** Problem requirements **
Look for the word "WIELKIEJ" in the entries below, then copy every line that has it.

※ ※ ※

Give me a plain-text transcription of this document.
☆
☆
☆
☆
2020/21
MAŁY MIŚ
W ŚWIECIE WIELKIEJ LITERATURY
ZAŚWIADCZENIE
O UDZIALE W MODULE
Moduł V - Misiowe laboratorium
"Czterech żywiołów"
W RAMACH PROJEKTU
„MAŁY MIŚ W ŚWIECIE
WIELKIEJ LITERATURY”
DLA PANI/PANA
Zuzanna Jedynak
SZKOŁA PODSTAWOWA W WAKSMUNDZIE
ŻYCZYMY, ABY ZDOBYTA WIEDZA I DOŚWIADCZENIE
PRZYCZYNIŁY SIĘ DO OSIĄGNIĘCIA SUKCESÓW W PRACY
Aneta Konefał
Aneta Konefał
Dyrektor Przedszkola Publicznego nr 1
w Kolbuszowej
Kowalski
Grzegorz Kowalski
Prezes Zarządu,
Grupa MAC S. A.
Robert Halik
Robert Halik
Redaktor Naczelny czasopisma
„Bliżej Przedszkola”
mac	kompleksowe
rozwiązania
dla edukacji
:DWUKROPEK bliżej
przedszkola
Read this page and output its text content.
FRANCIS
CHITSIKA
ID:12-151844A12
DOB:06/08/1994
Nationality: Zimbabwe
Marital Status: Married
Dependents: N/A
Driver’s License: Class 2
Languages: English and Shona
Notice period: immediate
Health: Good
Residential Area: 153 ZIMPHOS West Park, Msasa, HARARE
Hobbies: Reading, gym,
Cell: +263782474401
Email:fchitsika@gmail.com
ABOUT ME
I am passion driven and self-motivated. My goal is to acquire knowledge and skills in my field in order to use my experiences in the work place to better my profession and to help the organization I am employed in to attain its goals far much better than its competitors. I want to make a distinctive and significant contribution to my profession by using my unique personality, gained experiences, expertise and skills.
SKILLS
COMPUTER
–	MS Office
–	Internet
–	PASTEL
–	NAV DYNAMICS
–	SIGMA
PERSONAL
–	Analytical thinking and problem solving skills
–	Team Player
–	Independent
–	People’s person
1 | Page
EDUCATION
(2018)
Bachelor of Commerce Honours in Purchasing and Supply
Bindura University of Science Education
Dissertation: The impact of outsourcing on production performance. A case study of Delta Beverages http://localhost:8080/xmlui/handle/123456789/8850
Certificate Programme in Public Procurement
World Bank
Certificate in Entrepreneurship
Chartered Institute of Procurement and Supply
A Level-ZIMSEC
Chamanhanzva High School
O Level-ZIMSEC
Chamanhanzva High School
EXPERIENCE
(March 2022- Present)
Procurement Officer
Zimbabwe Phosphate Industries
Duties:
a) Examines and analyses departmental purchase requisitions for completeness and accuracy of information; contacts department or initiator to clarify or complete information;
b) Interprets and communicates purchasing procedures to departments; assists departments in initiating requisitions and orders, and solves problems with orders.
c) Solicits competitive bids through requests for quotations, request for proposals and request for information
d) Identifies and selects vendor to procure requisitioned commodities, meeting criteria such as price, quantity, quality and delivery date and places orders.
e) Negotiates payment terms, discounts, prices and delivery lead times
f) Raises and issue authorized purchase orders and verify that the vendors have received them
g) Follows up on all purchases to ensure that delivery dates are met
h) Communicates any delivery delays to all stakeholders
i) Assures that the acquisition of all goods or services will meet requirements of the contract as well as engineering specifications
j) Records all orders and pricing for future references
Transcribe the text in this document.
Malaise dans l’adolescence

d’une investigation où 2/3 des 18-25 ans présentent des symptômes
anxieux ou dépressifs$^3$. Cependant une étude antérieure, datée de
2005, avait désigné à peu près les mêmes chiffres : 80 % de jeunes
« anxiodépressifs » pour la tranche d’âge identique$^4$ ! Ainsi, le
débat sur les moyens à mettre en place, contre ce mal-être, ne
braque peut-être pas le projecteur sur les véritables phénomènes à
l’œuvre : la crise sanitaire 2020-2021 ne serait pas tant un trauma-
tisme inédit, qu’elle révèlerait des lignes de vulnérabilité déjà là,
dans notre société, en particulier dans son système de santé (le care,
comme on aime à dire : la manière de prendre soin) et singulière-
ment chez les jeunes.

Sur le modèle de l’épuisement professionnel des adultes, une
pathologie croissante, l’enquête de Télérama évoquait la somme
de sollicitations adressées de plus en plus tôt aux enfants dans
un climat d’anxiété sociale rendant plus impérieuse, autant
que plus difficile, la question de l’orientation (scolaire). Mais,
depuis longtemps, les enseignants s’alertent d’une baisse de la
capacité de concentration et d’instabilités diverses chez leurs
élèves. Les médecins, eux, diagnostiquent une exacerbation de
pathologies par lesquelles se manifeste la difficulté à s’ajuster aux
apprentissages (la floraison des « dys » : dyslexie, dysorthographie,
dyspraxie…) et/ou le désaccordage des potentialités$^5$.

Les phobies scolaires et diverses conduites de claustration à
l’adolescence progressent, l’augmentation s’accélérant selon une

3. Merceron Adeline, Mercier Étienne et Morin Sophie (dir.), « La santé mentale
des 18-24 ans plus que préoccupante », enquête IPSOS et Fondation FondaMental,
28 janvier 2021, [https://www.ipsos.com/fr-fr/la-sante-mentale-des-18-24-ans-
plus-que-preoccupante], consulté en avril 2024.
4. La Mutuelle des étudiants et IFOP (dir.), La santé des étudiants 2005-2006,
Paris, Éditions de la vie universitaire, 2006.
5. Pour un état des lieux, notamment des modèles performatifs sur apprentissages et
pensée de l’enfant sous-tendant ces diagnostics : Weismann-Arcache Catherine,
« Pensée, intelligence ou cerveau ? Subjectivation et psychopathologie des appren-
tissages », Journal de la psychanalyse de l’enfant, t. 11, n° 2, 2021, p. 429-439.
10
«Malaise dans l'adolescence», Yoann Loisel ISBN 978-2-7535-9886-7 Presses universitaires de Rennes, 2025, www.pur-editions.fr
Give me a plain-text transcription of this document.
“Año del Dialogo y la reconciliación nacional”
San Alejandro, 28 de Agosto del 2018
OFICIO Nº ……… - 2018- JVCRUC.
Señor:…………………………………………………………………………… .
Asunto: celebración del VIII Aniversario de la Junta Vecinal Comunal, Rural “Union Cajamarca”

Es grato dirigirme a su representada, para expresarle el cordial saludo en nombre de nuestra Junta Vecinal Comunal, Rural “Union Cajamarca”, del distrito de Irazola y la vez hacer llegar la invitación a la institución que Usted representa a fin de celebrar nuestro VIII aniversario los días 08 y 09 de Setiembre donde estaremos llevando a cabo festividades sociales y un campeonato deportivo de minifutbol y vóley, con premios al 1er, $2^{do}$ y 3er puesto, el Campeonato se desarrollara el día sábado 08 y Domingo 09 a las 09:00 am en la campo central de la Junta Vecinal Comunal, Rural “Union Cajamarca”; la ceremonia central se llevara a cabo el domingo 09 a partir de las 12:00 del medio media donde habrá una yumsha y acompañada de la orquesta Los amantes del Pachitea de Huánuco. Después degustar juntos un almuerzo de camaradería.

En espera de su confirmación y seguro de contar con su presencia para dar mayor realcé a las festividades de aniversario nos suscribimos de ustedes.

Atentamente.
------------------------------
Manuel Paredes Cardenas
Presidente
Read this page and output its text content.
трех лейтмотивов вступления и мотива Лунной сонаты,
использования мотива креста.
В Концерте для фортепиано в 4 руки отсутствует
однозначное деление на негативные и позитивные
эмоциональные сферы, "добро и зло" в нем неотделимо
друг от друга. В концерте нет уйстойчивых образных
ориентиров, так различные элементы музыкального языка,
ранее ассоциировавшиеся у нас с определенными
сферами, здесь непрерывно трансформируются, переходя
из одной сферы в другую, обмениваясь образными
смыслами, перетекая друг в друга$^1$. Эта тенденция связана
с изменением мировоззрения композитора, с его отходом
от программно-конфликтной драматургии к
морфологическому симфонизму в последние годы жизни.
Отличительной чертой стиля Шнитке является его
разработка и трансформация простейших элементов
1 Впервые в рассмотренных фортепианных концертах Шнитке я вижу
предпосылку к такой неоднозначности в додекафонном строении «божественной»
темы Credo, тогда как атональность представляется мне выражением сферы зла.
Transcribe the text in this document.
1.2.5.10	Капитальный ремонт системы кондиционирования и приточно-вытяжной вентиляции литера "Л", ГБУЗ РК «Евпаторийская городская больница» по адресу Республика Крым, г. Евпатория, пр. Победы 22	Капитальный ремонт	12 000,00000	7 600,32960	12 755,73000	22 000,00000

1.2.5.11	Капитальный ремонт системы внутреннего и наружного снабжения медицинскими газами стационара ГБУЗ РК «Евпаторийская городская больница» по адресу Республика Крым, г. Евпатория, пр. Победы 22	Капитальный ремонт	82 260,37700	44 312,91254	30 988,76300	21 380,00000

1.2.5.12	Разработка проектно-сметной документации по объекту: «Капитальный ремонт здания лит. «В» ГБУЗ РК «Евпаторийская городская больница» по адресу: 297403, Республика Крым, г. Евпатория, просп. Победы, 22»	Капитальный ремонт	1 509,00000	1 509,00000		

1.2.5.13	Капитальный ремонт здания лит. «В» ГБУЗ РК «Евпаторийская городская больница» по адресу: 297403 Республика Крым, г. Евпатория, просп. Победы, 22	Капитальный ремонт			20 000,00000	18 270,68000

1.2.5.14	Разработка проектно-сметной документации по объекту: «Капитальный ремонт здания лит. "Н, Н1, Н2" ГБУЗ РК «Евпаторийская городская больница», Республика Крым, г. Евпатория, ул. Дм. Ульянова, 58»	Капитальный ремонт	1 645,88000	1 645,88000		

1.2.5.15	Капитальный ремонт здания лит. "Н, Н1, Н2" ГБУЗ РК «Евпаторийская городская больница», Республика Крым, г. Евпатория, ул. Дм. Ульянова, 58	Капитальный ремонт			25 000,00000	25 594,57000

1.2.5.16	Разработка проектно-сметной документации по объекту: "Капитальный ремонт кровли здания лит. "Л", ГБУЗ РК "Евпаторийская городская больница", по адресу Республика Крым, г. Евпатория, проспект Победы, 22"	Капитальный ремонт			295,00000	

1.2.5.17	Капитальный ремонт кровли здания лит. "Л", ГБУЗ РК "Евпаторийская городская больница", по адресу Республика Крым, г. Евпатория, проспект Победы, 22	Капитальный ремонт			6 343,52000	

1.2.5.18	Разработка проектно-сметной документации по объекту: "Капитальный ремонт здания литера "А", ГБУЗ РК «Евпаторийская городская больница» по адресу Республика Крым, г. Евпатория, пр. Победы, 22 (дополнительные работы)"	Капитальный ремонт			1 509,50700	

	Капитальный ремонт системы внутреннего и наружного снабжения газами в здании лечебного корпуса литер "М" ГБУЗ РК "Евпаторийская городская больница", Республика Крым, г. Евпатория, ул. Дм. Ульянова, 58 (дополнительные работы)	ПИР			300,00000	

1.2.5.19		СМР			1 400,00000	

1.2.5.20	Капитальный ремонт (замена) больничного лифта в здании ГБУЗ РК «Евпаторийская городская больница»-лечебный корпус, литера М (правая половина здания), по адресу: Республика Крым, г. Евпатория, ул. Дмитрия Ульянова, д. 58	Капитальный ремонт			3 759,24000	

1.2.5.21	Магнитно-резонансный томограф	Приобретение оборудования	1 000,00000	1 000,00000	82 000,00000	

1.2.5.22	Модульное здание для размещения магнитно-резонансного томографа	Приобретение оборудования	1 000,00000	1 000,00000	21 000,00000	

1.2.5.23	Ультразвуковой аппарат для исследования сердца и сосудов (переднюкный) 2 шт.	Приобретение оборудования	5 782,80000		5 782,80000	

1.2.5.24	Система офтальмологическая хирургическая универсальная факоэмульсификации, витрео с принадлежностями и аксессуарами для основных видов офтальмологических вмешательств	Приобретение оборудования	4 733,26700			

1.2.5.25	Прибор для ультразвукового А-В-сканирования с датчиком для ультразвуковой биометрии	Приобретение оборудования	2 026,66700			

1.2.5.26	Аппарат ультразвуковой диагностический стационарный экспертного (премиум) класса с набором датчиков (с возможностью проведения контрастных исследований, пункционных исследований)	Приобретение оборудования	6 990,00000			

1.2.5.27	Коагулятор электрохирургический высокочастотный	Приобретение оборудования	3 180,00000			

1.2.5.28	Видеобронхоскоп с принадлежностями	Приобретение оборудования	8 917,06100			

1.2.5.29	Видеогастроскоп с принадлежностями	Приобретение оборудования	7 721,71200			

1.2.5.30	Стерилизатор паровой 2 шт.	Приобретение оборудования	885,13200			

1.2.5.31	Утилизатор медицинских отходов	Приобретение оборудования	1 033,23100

※ ※ ※

** Completed task **
W ŚWIECIE WIELKIEJ LITERATURY
WIELKIEJ LITERATURY”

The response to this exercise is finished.